* _Exercise_: From the first line to the last, copy the data below word for word.

* _Data supplied_:

------------------------------------------------

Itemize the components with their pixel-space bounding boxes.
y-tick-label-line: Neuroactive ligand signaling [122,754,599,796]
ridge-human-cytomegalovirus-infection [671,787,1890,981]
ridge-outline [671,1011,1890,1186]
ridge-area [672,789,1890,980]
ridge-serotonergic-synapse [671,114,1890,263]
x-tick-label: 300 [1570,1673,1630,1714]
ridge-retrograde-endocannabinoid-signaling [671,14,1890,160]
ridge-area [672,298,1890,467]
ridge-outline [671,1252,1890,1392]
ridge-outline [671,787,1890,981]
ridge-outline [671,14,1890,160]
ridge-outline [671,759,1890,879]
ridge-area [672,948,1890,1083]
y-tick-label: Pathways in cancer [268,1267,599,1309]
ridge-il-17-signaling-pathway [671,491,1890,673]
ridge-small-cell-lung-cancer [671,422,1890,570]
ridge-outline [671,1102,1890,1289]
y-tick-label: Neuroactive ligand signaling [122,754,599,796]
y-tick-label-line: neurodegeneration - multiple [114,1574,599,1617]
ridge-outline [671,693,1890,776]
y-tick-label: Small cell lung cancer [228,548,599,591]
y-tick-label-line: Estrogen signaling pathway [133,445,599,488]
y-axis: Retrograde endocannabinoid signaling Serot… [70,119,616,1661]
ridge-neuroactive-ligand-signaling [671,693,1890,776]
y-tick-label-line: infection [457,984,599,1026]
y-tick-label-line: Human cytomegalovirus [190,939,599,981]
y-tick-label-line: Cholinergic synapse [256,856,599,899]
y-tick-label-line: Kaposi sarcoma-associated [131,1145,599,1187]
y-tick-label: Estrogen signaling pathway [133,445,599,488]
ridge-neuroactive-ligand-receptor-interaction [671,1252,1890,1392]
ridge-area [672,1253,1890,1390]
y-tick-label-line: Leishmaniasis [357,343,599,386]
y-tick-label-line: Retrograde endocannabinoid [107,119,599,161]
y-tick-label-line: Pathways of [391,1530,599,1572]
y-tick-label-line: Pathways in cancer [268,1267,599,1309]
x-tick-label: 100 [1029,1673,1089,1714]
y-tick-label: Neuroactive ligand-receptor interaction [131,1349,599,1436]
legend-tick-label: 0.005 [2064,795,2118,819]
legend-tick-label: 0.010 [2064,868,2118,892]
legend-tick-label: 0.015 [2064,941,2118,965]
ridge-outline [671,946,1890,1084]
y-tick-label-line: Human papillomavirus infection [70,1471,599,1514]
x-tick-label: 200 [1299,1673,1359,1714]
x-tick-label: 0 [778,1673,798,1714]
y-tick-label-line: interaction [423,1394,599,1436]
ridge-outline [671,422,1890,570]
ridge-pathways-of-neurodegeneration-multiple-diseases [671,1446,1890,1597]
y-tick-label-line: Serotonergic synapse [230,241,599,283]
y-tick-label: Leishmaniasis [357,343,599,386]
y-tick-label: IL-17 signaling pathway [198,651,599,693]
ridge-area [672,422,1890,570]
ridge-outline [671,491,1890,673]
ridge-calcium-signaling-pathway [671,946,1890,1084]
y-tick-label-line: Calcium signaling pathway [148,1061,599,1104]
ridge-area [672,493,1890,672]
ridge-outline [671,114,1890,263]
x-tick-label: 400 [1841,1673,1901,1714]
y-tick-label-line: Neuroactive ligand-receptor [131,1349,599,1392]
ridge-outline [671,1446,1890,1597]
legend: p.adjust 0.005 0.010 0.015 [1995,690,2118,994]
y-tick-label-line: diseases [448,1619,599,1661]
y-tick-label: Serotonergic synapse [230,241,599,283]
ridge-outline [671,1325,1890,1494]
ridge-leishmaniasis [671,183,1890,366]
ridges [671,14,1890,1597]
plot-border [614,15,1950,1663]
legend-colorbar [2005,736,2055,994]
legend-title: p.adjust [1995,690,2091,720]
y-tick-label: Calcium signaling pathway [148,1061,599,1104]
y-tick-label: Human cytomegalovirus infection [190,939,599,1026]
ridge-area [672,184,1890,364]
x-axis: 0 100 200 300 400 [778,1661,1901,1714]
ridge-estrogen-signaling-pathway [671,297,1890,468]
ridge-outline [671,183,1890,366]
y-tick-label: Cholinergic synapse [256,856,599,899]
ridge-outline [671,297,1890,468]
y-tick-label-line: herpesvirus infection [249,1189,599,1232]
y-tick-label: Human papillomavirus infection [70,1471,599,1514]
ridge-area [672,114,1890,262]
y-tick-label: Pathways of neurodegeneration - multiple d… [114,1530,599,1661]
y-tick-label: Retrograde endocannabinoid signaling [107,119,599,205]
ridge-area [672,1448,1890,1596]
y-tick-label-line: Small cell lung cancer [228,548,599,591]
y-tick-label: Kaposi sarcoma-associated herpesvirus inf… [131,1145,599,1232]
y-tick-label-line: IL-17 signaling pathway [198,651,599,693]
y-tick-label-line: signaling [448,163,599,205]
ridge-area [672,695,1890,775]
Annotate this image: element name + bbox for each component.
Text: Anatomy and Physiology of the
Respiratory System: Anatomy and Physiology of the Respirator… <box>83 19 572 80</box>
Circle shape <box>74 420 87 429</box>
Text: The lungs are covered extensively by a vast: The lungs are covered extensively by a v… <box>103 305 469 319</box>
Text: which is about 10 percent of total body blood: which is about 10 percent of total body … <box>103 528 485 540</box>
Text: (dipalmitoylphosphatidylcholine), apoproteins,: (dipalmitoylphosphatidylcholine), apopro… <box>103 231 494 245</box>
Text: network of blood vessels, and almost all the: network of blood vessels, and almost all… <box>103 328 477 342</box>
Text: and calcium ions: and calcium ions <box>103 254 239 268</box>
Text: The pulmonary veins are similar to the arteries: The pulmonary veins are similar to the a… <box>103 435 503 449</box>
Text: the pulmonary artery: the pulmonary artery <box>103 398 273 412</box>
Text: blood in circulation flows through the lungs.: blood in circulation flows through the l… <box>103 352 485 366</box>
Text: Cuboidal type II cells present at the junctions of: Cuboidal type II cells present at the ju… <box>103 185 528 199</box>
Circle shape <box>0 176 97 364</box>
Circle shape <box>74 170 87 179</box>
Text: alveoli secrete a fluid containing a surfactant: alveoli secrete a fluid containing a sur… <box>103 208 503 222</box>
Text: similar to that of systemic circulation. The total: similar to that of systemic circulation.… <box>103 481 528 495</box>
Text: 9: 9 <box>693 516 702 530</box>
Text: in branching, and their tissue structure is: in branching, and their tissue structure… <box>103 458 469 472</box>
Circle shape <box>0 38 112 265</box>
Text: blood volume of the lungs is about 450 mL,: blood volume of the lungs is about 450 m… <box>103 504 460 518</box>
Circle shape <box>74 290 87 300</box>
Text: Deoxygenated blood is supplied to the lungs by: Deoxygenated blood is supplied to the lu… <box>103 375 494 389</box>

------------------------------------------------

* _Solution for this task_:
Itemize the components with their pixel-space bounding boxes.
y-tick-label-line: Neuroactive ligand signaling [122,754,599,796]
ridge-human-cytomegalovirus-infection [671,787,1890,981]
ridge-outline [671,1011,1890,1186]
ridge-area [672,789,1890,980]
ridge-serotonergic-synapse [671,114,1890,263]
x-tick-label: 300 [1570,1673,1630,1714]
ridge-retrograde-endocannabinoid-signaling [671,14,1890,160]
ridge-area [672,298,1890,467]
ridge-outline [671,1252,1890,1392]
ridge-outline [671,787,1890,981]
ridge-outline [671,14,1890,160]
ridge-outline [671,759,1890,879]
ridge-area [672,948,1890,1083]
y-tick-label: Pathways in cancer [268,1267,599,1309]
ridge-il-17-signaling-pathway [671,491,1890,673]
ridge-small-cell-lung-cancer [671,422,1890,570]
ridge-outline [671,1102,1890,1289]
y-tick-label: Neuroactive ligand signaling [122,754,599,796]
y-tick-label-line: neurodegeneration - multiple [114,1574,599,1617]
ridge-outline [671,693,1890,776]
y-tick-label: Small cell lung cancer [228,548,599,591]
y-tick-label-line: Estrogen signaling pathway [133,445,599,488]
y-axis: Retrograde endocannabinoid signaling Serot… [70,119,616,1661]
ridge-neuroactive-ligand-signaling [671,693,1890,776]
y-tick-label-line: infection [457,984,599,1026]
y-tick-label-line: Human cytomegalovirus [190,939,599,981]
y-tick-label-line: Cholinergic synapse [256,856,599,899]
y-tick-label-line: Kaposi sarcoma-associated [131,1145,599,1187]
y-tick-label: Estrogen signaling pathway [133,445,599,488]
ridge-neuroactive-ligand-receptor-interaction [671,1252,1890,1392]
ridge-area [672,1253,1890,1390]
y-tick-label-line: Leishmaniasis [357,343,599,386]
y-tick-label-line: Retrograde endocannabinoid [107,119,599,161]
y-tick-label-line: Pathways of [391,1530,599,1572]
y-tick-label-line: Pathways in cancer [268,1267,599,1309]
x-tick-label: 100 [1029,1673,1089,1714]
y-tick-label: Neuroactive ligand-receptor interaction [131,1349,599,1436]
legend-tick-label: 0.005 [2064,795,2118,819]
legend-tick-label: 0.010 [2064,868,2118,892]
legend-tick-label: 0.015 [2064,941,2118,965]
ridge-outline [671,946,1890,1084]
y-tick-label-line: Human papillomavirus infection [70,1471,599,1514]
x-tick-label: 200 [1299,1673,1359,1714]
x-tick-label: 0 [778,1673,798,1714]
y-tick-label-line: interaction [423,1394,599,1436]
ridge-outline [671,422,1890,570]
ridge-pathways-of-neurodegeneration-multiple-diseases [671,1446,1890,1597]
y-tick-label-line: Serotonergic synapse [230,241,599,283]
y-tick-label: Leishmaniasis [357,343,599,386]
y-tick-label: IL-17 signaling pathway [198,651,599,693]
ridge-area [672,422,1890,570]
ridge-outline [671,491,1890,673]
ridge-calcium-signaling-pathway [671,946,1890,1084]
y-tick-label-line: Calcium signaling pathway [148,1061,599,1104]
ridge-area [672,493,1890,672]
ridge-outline [671,114,1890,263]
x-tick-label: 400 [1841,1673,1901,1714]
y-tick-label-line: Neuroactive ligand-receptor [131,1349,599,1392]
ridge-outline [671,1446,1890,1597]
legend: p.adjust 0.005 0.010 0.015 [1995,690,2118,994]
y-tick-label-line: diseases [448,1619,599,1661]
y-tick-label: Serotonergic synapse [230,241,599,283]
ridge-outline [671,1325,1890,1494]
ridge-leishmaniasis [671,183,1890,366]
ridges [671,14,1890,1597]
plot-border [614,15,1950,1663]
legend-colorbar [2005,736,2055,994]
legend-title: p.adjust [1995,690,2091,720]
y-tick-label: Calcium signaling pathway [148,1061,599,1104]
y-tick-label: Human cytomegalovirus infection [190,939,599,1026]
ridge-area [672,184,1890,364]
x-axis: 0 100 200 300 400 [778,1661,1901,1714]
ridge-estrogen-signaling-pathway [671,297,1890,468]
ridge-outline [671,183,1890,366]
y-tick-label: Cholinergic synapse [256,856,599,899]
ridge-outline [671,297,1890,468]
y-tick-label-line: herpesvirus infection [249,1189,599,1232]
y-tick-label: Human papillomavirus infection [70,1471,599,1514]
ridge-area [672,114,1890,262]
y-tick-label: Pathways of neurodegeneration - multiple d… [114,1530,599,1661]
y-tick-label: Retrograde endocannabinoid signaling [107,119,599,205]
ridge-area [672,1448,1890,1596]
y-tick-label-line: Small cell lung cancer [228,548,599,591]
y-tick-label: Kaposi sarcoma-associated herpesvirus inf… [131,1145,599,1232]
y-tick-label-line: IL-17 signaling pathway [198,651,599,693]
y-tick-label-line: signaling [448,163,599,205]
ridge-area [672,695,1890,775]
Annotate this image: element name + bbox for each component.
Text: Anatomy and Physiology of the
Respiratory System: Anatomy and Physiology of the Respirator… <box>83 19 572 80</box>
Circle shape <box>74 420 87 429</box>
Text: The lungs are covered extensively by a vast: The lungs are covered extensively by a v… <box>103 305 469 319</box>
Text: which is about 10 percent of total body blood: which is about 10 percent of total body … <box>103 528 485 540</box>
Text: (dipalmitoylphosphatidylcholine), apoproteins,: (dipalmitoylphosphatidylcholine), apopro… <box>103 231 494 245</box>
Text: network of blood vessels, and almost all the: network of blood vessels, and almost all… <box>103 328 477 342</box>
Text: and calcium ions: and calcium ions <box>103 254 239 268</box>
Text: The pulmonary veins are similar to the arteries: The pulmonary veins are similar to the a… <box>103 435 503 449</box>
Text: the pulmonary artery: the pulmonary artery <box>103 398 273 412</box>
Text: blood in circulation flows through the lungs.: blood in circulation flows through the l… <box>103 352 485 366</box>
Text: Cuboidal type II cells present at the junctions of: Cuboidal type II cells present at the ju… <box>103 185 528 199</box>
Circle shape <box>0 176 97 364</box>
Circle shape <box>74 170 87 179</box>
Text: alveoli secrete a fluid containing a surfactant: alveoli secrete a fluid containing a sur… <box>103 208 503 222</box>
Text: similar to that of systemic circulation. The total: similar to that of systemic circulation.… <box>103 481 528 495</box>
Text: 9: 9 <box>693 516 702 530</box>
Text: in branching, and their tissue structure is: in branching, and their tissue structure… <box>103 458 469 472</box>
Circle shape <box>0 38 112 265</box>
Text: blood volume of the lungs is about 450 mL,: blood volume of the lungs is about 450 m… <box>103 504 460 518</box>
Circle shape <box>74 290 87 300</box>
Text: Deoxygenated blood is supplied to the lungs by: Deoxygenated blood is supplied to the lu… <box>103 375 494 389</box>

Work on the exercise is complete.